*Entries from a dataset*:
▶
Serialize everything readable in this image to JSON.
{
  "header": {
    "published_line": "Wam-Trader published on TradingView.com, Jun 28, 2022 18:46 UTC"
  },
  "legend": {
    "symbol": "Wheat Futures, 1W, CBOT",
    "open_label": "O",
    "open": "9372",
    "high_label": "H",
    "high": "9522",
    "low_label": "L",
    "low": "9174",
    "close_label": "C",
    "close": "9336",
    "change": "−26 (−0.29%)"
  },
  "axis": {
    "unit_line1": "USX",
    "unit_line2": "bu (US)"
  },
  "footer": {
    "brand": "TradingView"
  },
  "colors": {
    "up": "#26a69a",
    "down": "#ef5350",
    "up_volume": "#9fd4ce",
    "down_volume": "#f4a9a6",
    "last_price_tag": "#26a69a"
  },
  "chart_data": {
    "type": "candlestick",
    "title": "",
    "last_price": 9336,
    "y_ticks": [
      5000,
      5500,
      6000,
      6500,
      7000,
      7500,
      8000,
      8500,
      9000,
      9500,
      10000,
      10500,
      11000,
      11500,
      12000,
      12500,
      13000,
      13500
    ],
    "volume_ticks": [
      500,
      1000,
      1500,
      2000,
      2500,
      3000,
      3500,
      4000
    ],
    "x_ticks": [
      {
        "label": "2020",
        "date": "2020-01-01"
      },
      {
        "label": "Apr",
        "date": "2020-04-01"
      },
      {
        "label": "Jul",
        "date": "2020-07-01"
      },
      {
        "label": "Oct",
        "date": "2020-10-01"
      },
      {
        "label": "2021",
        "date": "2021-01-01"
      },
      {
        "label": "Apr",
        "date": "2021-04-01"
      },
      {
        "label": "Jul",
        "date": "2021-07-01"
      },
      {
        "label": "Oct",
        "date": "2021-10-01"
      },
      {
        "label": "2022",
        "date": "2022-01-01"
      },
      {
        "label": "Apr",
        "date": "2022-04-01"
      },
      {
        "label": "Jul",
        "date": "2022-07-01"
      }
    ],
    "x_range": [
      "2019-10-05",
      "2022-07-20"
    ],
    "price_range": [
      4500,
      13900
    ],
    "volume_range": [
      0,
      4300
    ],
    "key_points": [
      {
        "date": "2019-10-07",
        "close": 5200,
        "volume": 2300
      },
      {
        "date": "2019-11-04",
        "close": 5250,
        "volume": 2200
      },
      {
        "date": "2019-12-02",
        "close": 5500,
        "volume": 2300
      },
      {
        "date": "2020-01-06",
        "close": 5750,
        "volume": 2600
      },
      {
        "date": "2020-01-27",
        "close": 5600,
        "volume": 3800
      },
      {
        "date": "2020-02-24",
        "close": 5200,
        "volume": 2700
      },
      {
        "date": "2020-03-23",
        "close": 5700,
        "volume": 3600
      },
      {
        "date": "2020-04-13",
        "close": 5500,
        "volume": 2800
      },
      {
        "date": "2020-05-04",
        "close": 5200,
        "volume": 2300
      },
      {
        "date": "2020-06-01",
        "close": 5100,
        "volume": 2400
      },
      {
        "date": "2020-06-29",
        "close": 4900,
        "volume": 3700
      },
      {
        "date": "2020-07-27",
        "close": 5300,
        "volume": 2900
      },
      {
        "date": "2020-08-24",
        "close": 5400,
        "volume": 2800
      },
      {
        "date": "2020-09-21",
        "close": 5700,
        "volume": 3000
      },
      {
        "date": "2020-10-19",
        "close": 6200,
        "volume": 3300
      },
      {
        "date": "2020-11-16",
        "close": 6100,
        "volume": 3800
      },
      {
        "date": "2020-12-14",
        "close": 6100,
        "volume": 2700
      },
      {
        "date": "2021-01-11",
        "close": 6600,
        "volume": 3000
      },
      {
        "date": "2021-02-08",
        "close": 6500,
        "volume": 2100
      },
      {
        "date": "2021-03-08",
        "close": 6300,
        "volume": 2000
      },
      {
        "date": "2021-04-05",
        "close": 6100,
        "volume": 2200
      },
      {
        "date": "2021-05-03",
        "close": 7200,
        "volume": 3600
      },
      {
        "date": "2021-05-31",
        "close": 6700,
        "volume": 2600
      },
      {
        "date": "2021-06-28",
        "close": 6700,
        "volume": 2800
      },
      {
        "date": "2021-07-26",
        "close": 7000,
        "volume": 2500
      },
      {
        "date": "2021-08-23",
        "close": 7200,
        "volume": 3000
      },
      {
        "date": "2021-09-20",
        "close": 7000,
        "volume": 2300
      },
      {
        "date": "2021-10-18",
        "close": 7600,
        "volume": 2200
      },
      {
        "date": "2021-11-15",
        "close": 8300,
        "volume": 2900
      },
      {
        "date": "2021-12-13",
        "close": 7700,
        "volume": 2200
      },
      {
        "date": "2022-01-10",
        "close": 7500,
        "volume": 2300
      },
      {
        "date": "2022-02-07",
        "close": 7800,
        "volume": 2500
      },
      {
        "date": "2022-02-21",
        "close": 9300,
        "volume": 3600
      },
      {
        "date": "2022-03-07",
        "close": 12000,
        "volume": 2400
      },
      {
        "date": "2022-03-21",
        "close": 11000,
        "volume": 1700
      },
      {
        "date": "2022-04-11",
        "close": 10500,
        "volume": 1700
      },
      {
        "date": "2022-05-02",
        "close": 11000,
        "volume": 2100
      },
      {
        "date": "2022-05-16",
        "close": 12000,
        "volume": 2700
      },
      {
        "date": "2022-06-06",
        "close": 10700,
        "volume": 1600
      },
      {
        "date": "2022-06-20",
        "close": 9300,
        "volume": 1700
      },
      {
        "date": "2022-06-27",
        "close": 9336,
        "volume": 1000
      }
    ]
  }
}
◀
Each entry above is to be quoted exactly.

Serialize everything readable in this image to JSON.
{
  "header": {
    "published_line": "Wam-Trader published on TradingView.com, Jun 28, 2022 18:46 UTC"
  },
  "legend": {
    "symbol": "Wheat Futures, 1W, CBOT",
    "open_label": "O",
    "open": "9372",
    "high_label": "H",
    "high": "9522",
    "low_label": "L",
    "low": "9174",
    "close_label": "C",
    "close": "9336",
    "change": "−26 (−0.29%)"
  },
  "axis": {
    "unit_line1": "USX",
    "unit_line2": "bu (US)"
  },
  "footer": {
    "brand": "TradingView"
  },
  "colors": {
    "up": "#26a69a",
    "down": "#ef5350",
    "up_volume": "#9fd4ce",
    "down_volume": "#f4a9a6",
    "last_price_tag": "#26a69a"
  },
  "chart_data": {
    "type": "candlestick",
    "title": "",
    "last_price": 9336,
    "y_ticks": [
      5000,
      5500,
      6000,
      6500,
      7000,
      7500,
      8000,
      8500,
      9000,
      9500,
      10000,
      10500,
      11000,
      11500,
      12000,
      12500,
      13000,
      13500
    ],
    "volume_ticks": [
      500,
      1000,
      1500,
      2000,
      2500,
      3000,
      3500,
      4000
    ],
    "x_ticks": [
      {
        "label": "2020",
        "date": "2020-01-01"
      },
      {
        "label": "Apr",
        "date": "2020-04-01"
      },
      {
        "label": "Jul",
        "date": "2020-07-01"
      },
      {
        "label": "Oct",
        "date": "2020-10-01"
      },
      {
        "label": "2021",
        "date": "2021-01-01"
      },
      {
        "label": "Apr",
        "date": "2021-04-01"
      },
      {
        "label": "Jul",
        "date": "2021-07-01"
      },
      {
        "label": "Oct",
        "date": "2021-10-01"
      },
      {
        "label": "2022",
        "date": "2022-01-01"
      },
      {
        "label": "Apr",
        "date": "2022-04-01"
      },
      {
        "label": "Jul",
        "date": "2022-07-01"
      }
    ],
    "x_range": [
      "2019-10-05",
      "2022-07-20"
    ],
    "price_range": [
      4500,
      13900
    ],
    "volume_range": [
      0,
      4300
    ],
    "key_points": [
      {
        "date": "2019-10-07",
        "close": 5200,
        "volume": 2300
      },
      {
        "date": "2019-11-04",
        "close": 5250,
        "volume": 2200
      },
      {
        "date": "2019-12-02",
        "close": 5500,
        "volume": 2300
      },
      {
        "date": "2020-01-06",
        "close": 5750,
        "volume": 2600
      },
      {
        "date": "2020-01-27",
        "close": 5600,
        "volume": 3800
      },
      {
        "date": "2020-02-24",
        "close": 5200,
        "volume": 2700
      },
      {
        "date": "2020-03-23",
        "close": 5700,
        "volume": 3600
      },
      {
        "date": "2020-04-13",
        "close": 5500,
        "volume": 2800
      },
      {
        "date": "2020-05-04",
        "close": 5200,
        "volume": 2300
      },
      {
        "date": "2020-06-01",
        "close": 5100,
        "volume": 2400
      },
      {
        "date": "2020-06-29",
        "close": 4900,
        "volume": 3700
      },
      {
        "date": "2020-07-27",
        "close": 5300,
        "volume": 2900
      },
      {
        "date": "2020-08-24",
        "close": 5400,
        "volume": 2800
      },
      {
        "date": "2020-09-21",
        "close": 5700,
        "volume": 3000
      },
      {
        "date": "2020-10-19",
        "close": 6200,
        "volume": 3300
      },
      {
        "date": "2020-11-16",
        "close": 6100,
        "volume": 3800
      },
      {
        "date": "2020-12-14",
        "close": 6100,
        "volume": 2700
      },
      {
        "date": "2021-01-11",
        "close": 6600,
        "volume": 3000
      },
      {
        "date": "2021-02-08",
        "close": 6500,
        "volume": 2100
      },
      {
        "date": "2021-03-08",
        "close": 6300,
        "volume": 2000
      },
      {
        "date": "2021-04-05",
        "close": 6100,
        "volume": 2200
      },
      {
        "date": "2021-05-03",
        "close": 7200,
        "volume": 3600
      },
      {
        "date": "2021-05-31",
        "close": 6700,
        "volume": 2600
      },
      {
        "date": "2021-06-28",
        "close": 6700,
        "volume": 2800
      },
      {
        "date": "2021-07-26",
        "close": 7000,
        "volume": 2500
      },
      {
        "date": "2021-08-23",
        "close": 7200,
        "volume": 3000
      },
      {
        "date": "2021-09-20",
        "close": 7000,
        "volume": 2300
      },
      {
        "date": "2021-10-18",
        "close": 7600,
        "volume": 2200
      },
      {
        "date": "2021-11-15",
        "close": 8300,
        "volume": 2900
      },
      {
        "date": "2021-12-13",
        "close": 7700,
        "volume": 2200
      },
      {
        "date": "2022-01-10",
        "close": 7500,
        "volume": 2300
      },
      {
        "date": "2022-02-07",
        "close": 7800,
        "volume": 2500
      },
      {
        "date": "2022-02-21",
        "close": 9300,
        "volume": 3600
      },
      {
        "date": "2022-03-07",
        "close": 12000,
        "volume": 2400
      },
      {
        "date": "2022-03-21",
        "close": 11000,
        "volume": 1700
      },
      {
        "date": "2022-04-11",
        "close": 10500,
        "volume": 1700
      },
      {
        "date": "2022-05-02",
        "close": 11000,
        "volume": 2100
      },
      {
        "date": "2022-05-16",
        "close": 12000,
        "volume": 2700
      },
      {
        "date": "2022-06-06",
        "close": 10700,
        "volume": 1600
      },
      {
        "date": "2022-06-20",
        "close": 9300,
        "volume": 1700
      },
      {
        "date": "2022-06-27",
        "close": 9336,
        "volume": 1000
      }
    ]
  }
}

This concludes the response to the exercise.